* START *
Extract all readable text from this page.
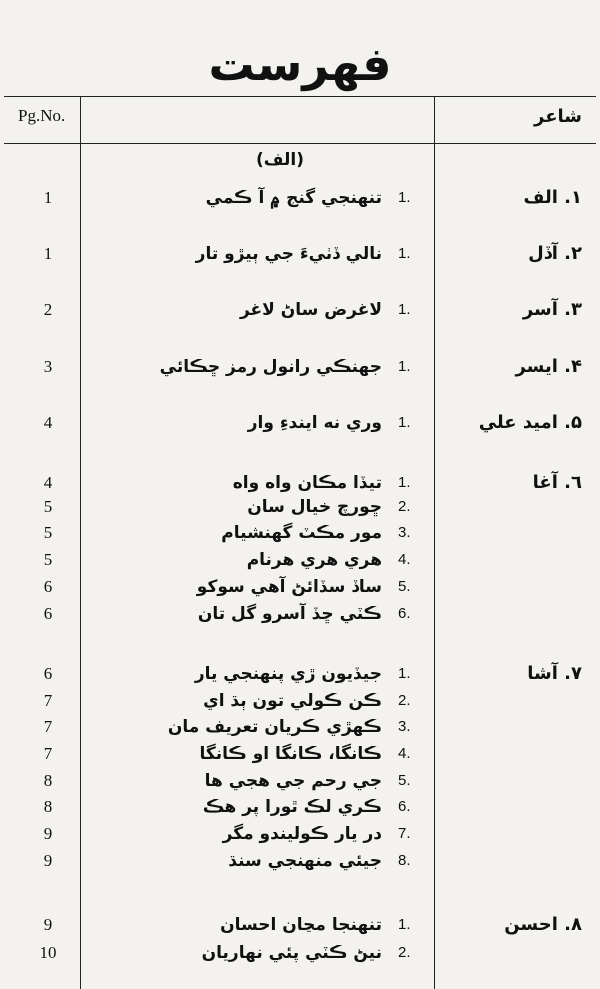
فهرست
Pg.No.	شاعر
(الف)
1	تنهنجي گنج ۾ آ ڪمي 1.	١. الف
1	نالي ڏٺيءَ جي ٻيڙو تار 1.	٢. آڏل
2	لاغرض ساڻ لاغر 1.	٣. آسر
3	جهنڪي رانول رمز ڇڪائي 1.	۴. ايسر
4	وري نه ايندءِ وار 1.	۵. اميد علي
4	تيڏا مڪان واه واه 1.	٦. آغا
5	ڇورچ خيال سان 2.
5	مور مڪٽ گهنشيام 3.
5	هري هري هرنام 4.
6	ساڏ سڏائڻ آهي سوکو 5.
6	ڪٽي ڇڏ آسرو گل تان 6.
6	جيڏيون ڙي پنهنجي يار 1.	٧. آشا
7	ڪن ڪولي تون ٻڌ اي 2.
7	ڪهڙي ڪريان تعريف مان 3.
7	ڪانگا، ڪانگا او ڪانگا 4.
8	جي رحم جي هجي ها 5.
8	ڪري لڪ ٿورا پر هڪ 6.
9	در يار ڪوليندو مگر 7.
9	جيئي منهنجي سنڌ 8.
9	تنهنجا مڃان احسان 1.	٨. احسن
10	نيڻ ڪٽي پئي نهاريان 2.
* END *
* START *
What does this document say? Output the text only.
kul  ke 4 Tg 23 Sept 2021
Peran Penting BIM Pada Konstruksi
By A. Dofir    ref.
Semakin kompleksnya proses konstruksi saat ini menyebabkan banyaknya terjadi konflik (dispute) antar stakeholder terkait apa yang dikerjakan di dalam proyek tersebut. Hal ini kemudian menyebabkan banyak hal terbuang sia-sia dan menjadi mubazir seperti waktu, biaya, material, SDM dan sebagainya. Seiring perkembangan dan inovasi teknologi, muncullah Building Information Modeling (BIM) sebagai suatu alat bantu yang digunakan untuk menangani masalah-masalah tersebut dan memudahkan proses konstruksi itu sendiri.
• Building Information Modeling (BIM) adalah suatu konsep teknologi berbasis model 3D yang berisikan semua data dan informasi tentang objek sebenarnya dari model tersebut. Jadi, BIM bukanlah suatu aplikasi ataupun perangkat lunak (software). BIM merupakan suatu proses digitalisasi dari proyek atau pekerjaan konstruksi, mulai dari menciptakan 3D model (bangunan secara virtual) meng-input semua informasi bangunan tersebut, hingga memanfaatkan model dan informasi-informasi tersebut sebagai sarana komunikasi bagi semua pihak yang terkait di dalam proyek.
* END *
* START *
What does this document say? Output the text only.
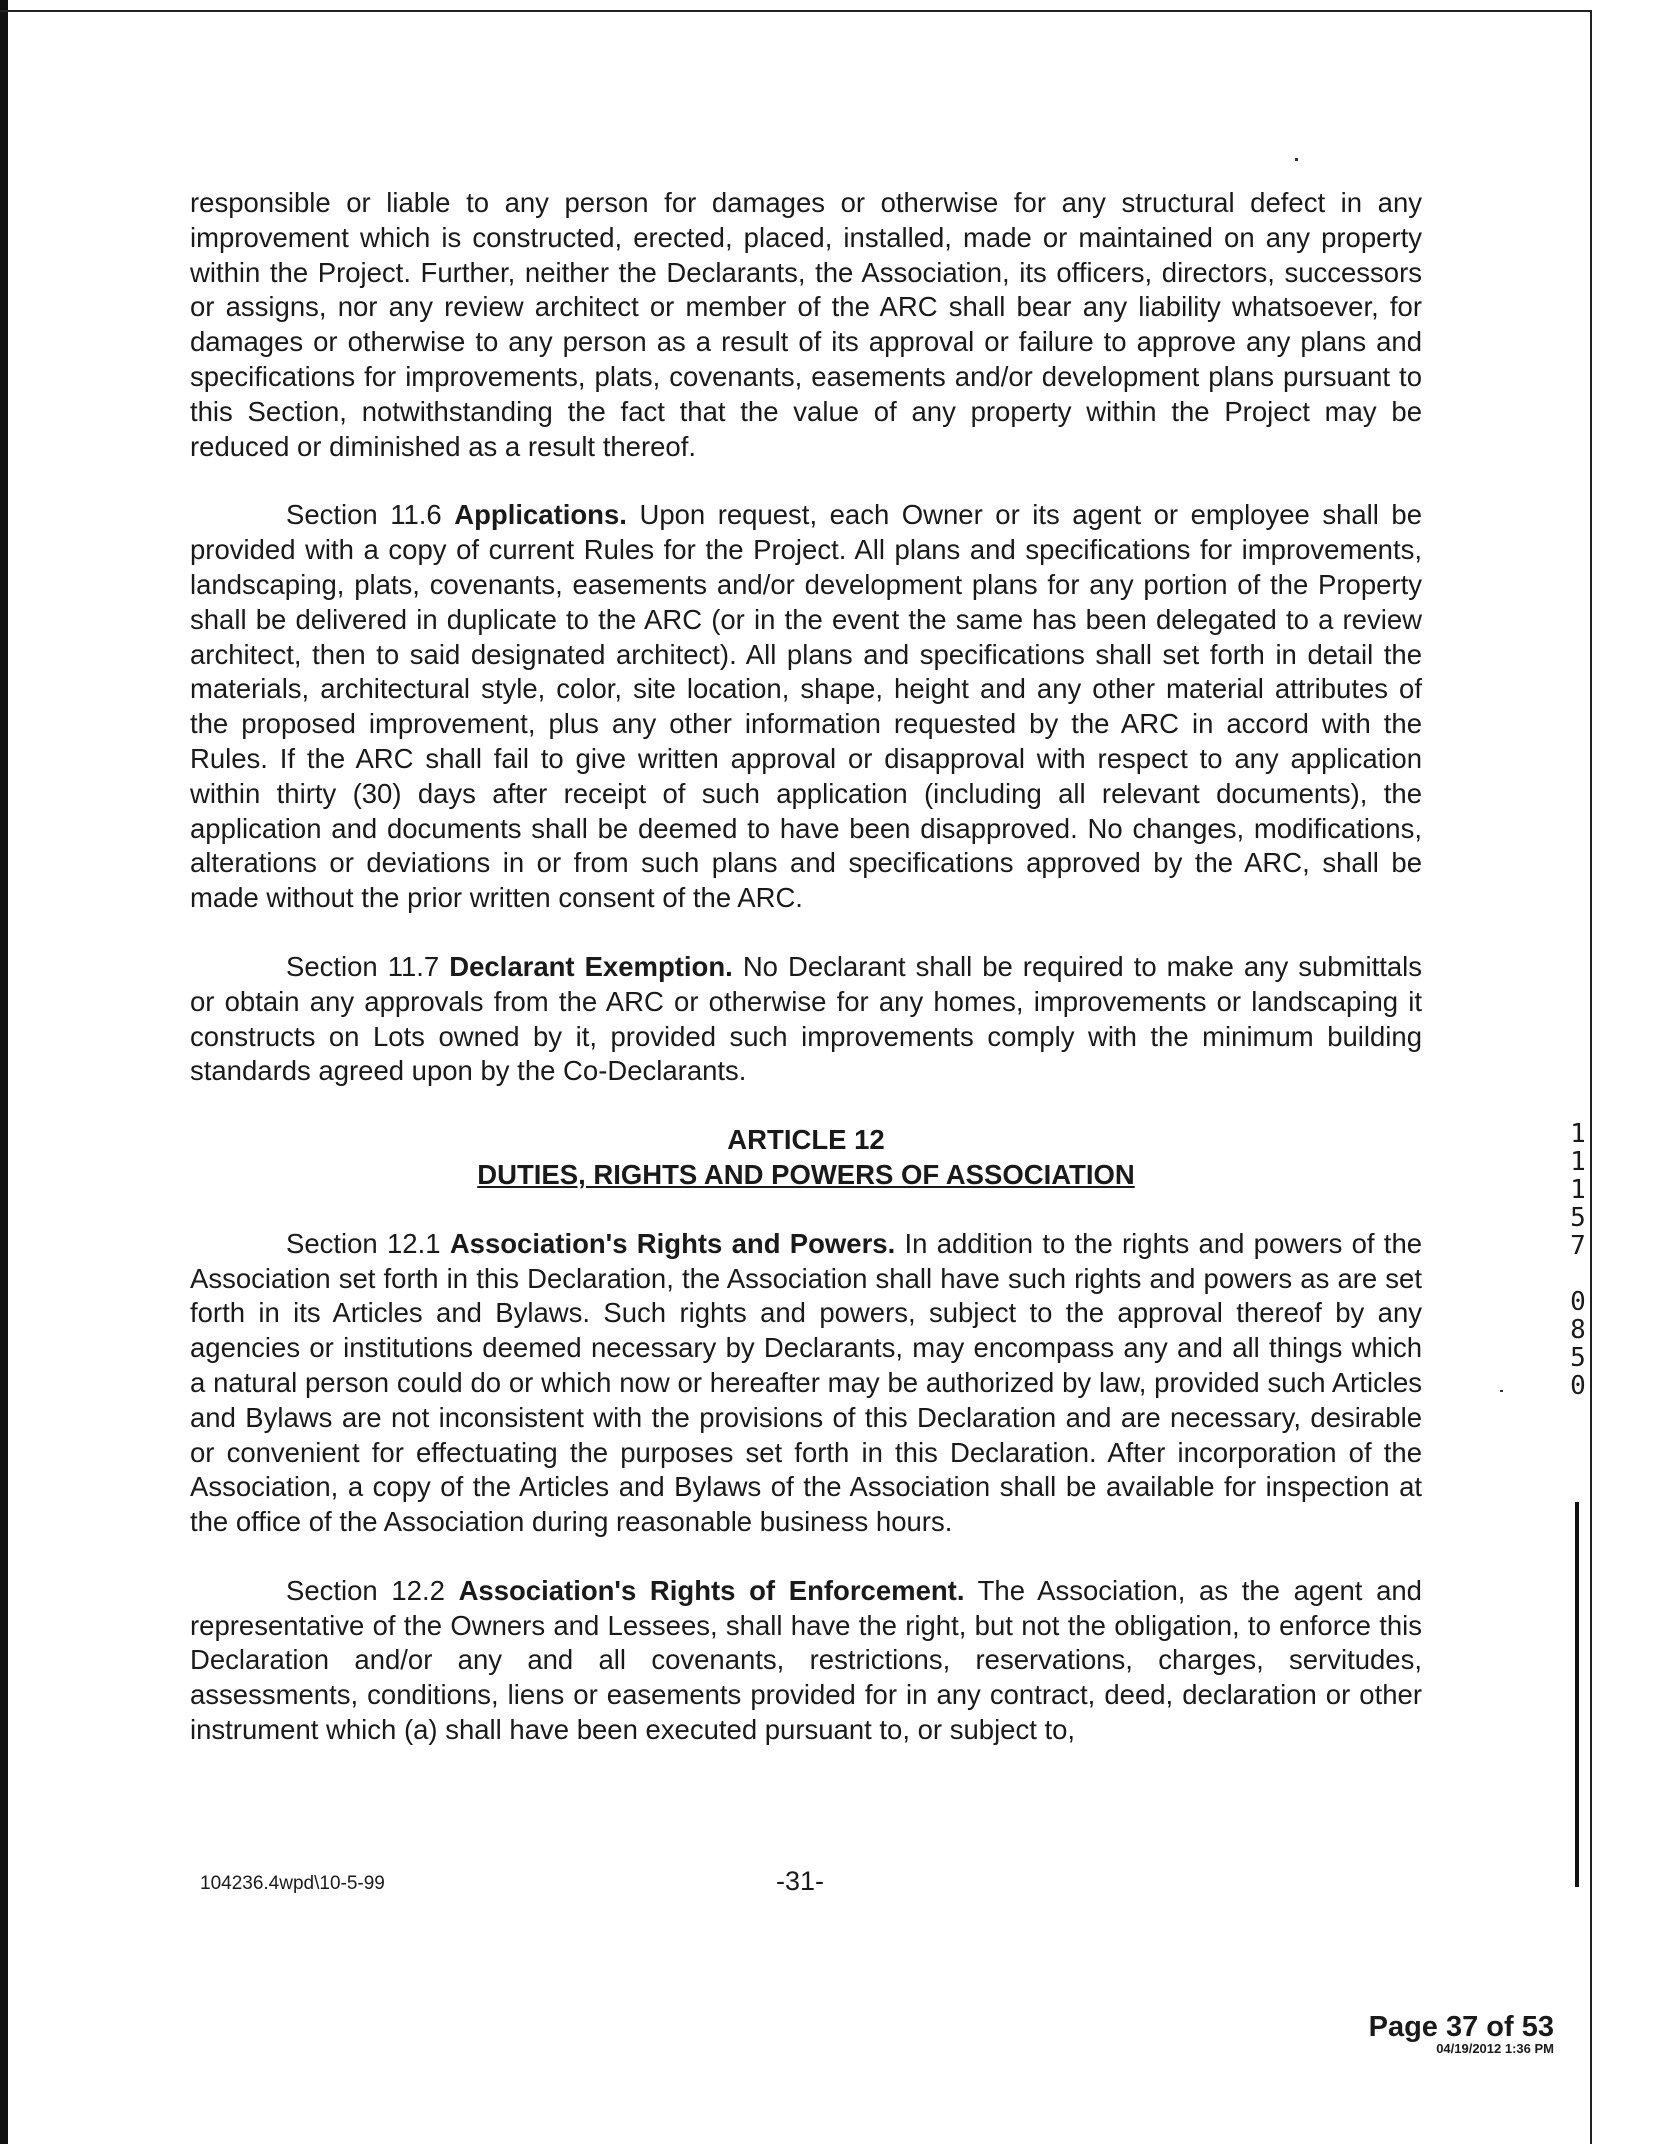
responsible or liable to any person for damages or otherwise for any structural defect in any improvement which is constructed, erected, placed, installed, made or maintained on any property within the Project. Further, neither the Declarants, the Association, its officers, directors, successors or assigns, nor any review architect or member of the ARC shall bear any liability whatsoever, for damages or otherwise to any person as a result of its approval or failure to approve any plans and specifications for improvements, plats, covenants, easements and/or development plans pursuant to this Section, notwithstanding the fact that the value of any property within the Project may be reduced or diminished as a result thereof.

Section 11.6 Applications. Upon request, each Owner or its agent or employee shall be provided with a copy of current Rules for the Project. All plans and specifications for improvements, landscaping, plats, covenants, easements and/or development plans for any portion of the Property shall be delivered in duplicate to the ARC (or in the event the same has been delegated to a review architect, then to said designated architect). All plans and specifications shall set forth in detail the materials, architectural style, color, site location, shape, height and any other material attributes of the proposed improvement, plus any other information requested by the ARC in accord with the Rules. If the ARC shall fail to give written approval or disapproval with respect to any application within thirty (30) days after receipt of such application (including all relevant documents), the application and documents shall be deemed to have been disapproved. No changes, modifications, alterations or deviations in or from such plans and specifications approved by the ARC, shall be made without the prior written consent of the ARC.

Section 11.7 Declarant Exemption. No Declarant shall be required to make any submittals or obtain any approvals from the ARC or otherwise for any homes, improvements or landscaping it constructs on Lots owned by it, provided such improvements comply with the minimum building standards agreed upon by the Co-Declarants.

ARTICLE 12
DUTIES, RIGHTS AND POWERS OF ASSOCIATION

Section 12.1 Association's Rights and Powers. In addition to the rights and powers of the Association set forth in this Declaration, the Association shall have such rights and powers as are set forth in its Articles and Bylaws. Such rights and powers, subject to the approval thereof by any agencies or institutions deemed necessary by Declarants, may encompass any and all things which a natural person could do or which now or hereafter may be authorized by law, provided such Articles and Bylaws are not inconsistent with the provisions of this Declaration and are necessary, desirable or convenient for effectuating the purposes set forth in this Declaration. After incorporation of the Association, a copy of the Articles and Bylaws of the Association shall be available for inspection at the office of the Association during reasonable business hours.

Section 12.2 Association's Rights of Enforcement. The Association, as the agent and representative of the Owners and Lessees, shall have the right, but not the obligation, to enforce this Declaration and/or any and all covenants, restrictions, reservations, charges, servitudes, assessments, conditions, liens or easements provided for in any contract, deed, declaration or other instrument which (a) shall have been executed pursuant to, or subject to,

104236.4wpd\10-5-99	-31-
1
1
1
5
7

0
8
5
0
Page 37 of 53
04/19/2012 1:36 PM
* END *
*What to produce*
State how many lines of the listing above hold the word "pursuant", with nothing but the number.

*Full answer*
2